Request
Copy out all the lines in the records that include the word "will".

Records from a collection:
※ ※ ※

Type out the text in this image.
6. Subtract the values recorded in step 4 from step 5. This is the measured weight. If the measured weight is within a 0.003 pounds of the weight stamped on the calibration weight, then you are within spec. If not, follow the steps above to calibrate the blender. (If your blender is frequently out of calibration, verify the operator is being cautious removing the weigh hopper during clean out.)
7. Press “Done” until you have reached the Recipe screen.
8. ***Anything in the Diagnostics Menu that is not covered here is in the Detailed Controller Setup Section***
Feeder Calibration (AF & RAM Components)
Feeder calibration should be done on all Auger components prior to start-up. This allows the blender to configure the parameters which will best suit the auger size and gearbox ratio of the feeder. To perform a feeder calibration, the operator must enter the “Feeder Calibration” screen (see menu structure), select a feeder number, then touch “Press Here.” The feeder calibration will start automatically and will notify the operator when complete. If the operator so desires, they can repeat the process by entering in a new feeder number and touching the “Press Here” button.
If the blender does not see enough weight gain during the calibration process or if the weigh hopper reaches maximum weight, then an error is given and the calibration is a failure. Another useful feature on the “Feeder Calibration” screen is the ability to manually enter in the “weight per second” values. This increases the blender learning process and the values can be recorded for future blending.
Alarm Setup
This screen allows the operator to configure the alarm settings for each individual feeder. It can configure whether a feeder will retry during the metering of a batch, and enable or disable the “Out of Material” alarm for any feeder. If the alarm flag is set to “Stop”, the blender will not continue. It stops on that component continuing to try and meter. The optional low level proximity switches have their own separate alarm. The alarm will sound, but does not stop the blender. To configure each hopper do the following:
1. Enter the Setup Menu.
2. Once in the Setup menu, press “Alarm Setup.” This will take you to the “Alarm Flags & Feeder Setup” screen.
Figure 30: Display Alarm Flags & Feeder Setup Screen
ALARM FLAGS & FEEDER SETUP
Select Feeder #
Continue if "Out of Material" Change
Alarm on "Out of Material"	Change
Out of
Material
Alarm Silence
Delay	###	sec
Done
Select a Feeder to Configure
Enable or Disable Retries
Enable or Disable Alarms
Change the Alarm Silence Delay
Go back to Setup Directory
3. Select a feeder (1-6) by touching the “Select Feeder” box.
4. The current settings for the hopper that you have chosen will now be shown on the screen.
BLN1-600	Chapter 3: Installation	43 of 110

※ ※ ※

Problem solution
Feeder calibration should be done on all Auger components prior to start-up. This allows the blender to configure the parameters which will best suit the auger size and gearbox ratio of the feeder. To perform a feeder calibration, the operator must enter the “Feeder Calibration” screen (see menu structure), select a feeder number, then touch “Press Here.” The feeder calibration will start automatically and will notify the operator when complete. If the operator so desires, they can repeat the process by entering in a new feeder number and touching the “Press Here” button.
This screen allows the operator to configure the alarm settings for each individual feeder. It can configure whether a feeder will retry during the metering of a batch, and enable or disable the “Out of Material” alarm for any feeder. If the alarm flag is set to “Stop”, the blender will not continue. It stops on that component continuing to try and meter. The optional low level proximity switches have their own separate alarm. The alarm will sound, but does not stop the blender. To configure each hopper do the following:
2. Once in the Setup menu, press “Alarm Setup.” This will take you to the “Alarm Flags & Feeder Setup” screen.
4. The current settings for the hopper that you have chosen will now be shown on the screen.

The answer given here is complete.